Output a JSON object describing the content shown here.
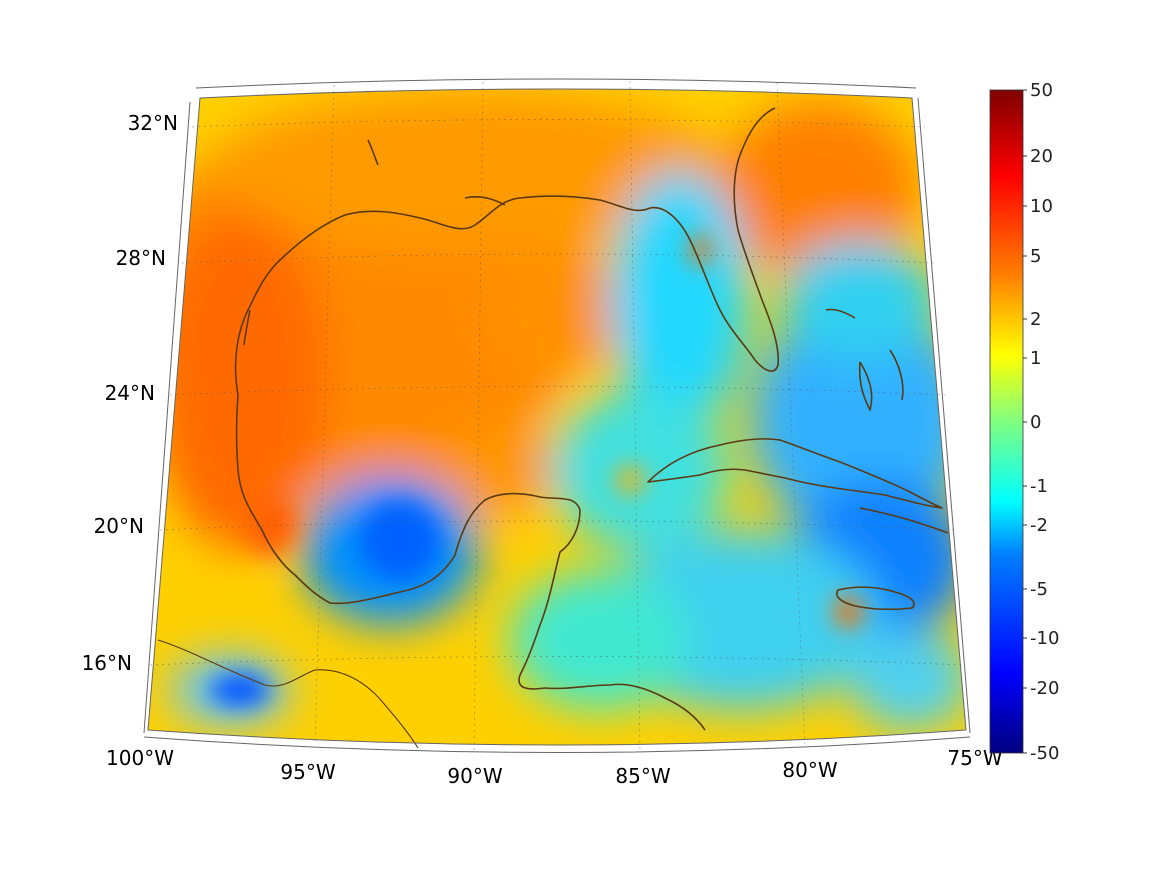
{
  "map": {
    "lat_labels": [
      "32°N",
      "28°N",
      "24°N",
      "20°N",
      "16°N"
    ],
    "lon_labels": [
      "100°W",
      "95°W",
      "90°W",
      "85°W",
      "80°W",
      "75°W"
    ]
  },
  "colorbar": {
    "tick_labels": [
      "50",
      "20",
      "10",
      "5",
      "2",
      "1",
      "0",
      "-1",
      "-2",
      "-5",
      "-10",
      "-20",
      "-50"
    ],
    "colors": [
      "#7f0000",
      "#ff0000",
      "#ff8000",
      "#ffff00",
      "#80ff80",
      "#00ffff",
      "#0080ff",
      "#0000ff",
      "#00007f"
    ]
  }
}
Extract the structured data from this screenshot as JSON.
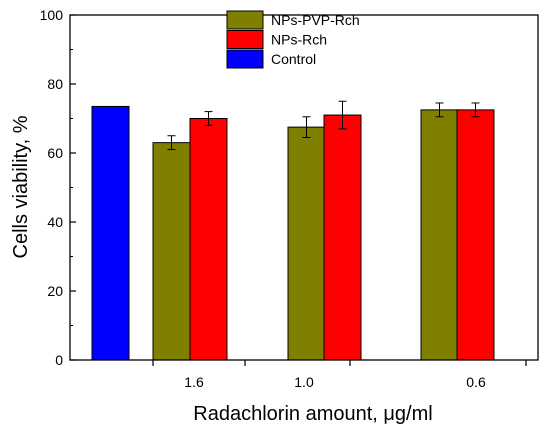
{
  "chart_data": {
    "type": "bar",
    "xlabel": "Radachlorin amount, μg/ml",
    "ylabel": "Cells viability, %",
    "ylim": [
      0,
      100
    ],
    "yticks": [
      "0",
      "20",
      "40",
      "60",
      "80",
      "100"
    ],
    "categories": [
      "",
      "1.6",
      "1.0",
      "0.6"
    ],
    "series": [
      {
        "name": "NPs-PVP-Rch",
        "color": "#808000",
        "values": [
          null,
          63,
          67.5,
          72.5
        ],
        "errors": [
          null,
          2,
          3,
          2
        ]
      },
      {
        "name": "NPs-Rch",
        "color": "#ff0000",
        "values": [
          null,
          70,
          71,
          72.5
        ],
        "errors": [
          null,
          2,
          4,
          2
        ]
      },
      {
        "name": "Control",
        "color": "#0000ff",
        "values": [
          73.5,
          null,
          null,
          null
        ],
        "errors": [
          null,
          null,
          null,
          null
        ]
      }
    ],
    "legend_position": "top-center",
    "grid": false
  }
}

──────

Direction: Take every line from the data that contains the word "JSON".

Exercise answer:
Output a JSON object describing the content shown here.
Extract the structured data from this screenshot as JSON.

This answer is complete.